[WHAT TO PRODUCE] Extract each line of the records below that contains the word "document".

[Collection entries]
§

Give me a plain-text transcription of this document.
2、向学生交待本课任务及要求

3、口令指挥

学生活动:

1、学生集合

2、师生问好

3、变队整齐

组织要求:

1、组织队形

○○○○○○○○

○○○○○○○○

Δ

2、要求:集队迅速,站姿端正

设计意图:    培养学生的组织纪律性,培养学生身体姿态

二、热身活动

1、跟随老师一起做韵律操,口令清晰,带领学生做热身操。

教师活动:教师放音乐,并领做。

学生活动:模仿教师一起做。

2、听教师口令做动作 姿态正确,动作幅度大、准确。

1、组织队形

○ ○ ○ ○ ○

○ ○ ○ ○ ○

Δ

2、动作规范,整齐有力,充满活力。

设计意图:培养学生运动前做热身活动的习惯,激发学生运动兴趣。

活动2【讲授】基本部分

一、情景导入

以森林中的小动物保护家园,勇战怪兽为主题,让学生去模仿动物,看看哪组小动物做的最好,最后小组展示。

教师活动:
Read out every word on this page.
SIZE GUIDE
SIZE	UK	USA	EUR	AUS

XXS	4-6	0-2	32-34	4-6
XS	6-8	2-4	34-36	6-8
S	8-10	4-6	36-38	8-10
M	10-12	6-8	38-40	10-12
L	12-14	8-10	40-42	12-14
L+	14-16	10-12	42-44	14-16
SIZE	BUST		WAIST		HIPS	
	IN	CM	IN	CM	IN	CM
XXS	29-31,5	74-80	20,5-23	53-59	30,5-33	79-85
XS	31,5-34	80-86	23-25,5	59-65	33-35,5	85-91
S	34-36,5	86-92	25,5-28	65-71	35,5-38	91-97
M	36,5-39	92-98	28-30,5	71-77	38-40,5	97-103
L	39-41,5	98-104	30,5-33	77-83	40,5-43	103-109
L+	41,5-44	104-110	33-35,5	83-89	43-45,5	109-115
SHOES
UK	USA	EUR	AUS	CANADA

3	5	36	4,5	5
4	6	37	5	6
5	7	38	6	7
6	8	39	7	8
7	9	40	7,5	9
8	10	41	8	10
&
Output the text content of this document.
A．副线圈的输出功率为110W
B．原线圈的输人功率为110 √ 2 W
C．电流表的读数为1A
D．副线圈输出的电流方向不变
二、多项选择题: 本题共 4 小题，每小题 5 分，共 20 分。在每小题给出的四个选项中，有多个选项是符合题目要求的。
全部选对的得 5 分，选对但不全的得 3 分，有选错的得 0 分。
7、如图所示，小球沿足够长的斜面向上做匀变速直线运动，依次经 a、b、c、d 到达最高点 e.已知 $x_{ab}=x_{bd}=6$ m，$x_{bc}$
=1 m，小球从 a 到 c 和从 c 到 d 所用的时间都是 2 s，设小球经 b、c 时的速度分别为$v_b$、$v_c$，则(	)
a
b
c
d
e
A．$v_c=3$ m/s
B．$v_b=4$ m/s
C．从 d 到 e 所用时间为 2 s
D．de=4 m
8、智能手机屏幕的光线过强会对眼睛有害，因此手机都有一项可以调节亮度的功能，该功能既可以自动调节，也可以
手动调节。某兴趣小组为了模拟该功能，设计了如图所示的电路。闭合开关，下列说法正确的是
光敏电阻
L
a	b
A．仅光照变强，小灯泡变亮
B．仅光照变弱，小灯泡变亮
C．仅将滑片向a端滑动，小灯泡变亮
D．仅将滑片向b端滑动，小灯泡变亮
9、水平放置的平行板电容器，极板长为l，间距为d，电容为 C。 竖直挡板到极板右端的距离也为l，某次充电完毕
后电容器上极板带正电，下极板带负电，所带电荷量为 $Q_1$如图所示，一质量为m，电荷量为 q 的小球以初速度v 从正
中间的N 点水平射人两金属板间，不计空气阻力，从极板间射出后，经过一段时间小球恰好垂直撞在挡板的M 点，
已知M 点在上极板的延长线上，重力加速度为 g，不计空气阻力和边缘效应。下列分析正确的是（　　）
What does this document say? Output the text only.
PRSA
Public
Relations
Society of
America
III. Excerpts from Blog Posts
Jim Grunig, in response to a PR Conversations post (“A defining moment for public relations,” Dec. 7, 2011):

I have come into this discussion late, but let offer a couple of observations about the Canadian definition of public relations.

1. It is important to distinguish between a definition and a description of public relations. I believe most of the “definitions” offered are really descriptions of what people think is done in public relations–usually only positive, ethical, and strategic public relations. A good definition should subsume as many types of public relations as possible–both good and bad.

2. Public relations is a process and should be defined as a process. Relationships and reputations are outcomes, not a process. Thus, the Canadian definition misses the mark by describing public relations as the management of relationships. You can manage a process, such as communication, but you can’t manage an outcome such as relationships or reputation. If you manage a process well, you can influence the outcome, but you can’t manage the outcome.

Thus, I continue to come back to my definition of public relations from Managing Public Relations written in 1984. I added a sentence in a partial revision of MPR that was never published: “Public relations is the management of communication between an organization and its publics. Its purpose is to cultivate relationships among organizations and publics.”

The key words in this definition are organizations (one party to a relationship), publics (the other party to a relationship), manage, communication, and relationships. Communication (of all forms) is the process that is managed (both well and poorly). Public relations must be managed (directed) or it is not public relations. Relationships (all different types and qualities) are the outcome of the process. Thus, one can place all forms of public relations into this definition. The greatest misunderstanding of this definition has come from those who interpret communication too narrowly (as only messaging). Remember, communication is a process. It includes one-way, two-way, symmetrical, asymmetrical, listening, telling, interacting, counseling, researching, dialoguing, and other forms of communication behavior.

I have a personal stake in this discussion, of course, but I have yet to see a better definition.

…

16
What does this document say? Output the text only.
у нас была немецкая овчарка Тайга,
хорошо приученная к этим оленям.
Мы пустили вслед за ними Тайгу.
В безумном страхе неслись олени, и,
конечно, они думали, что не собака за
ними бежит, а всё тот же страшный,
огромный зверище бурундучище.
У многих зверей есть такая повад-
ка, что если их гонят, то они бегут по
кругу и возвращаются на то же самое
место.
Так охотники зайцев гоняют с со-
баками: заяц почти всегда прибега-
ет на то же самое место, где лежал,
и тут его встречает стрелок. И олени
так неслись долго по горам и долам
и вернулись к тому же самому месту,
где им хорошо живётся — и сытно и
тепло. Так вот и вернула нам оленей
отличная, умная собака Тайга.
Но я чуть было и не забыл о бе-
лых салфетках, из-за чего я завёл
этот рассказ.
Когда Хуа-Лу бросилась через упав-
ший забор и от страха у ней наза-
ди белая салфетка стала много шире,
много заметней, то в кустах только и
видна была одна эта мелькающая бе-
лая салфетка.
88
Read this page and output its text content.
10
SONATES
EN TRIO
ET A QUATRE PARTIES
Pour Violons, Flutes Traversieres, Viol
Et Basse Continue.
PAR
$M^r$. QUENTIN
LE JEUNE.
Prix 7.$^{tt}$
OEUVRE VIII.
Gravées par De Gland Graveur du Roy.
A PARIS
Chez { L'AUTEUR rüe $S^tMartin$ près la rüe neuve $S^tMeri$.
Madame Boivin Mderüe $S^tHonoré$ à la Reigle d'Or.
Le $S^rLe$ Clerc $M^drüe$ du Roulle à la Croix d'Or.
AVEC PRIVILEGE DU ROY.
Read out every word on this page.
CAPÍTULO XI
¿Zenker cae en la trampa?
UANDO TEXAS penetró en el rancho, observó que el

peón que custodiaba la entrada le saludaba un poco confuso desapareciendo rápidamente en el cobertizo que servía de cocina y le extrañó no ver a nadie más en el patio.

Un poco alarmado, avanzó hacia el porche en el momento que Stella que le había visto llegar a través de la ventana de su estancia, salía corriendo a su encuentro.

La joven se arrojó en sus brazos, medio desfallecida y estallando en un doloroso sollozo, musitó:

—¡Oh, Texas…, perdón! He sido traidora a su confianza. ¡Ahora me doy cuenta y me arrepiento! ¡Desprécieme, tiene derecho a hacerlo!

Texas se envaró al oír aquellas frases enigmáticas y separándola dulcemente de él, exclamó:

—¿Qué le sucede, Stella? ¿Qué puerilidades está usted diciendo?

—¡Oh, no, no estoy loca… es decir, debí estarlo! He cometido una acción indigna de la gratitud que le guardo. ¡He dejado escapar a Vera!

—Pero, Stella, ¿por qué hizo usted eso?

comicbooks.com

§

[TASK OUTPUT]
Give me a plain-text transcription of this document.
Output the text content of this document.
What does this document say? Output the text only.
What does this document say? Output the text only.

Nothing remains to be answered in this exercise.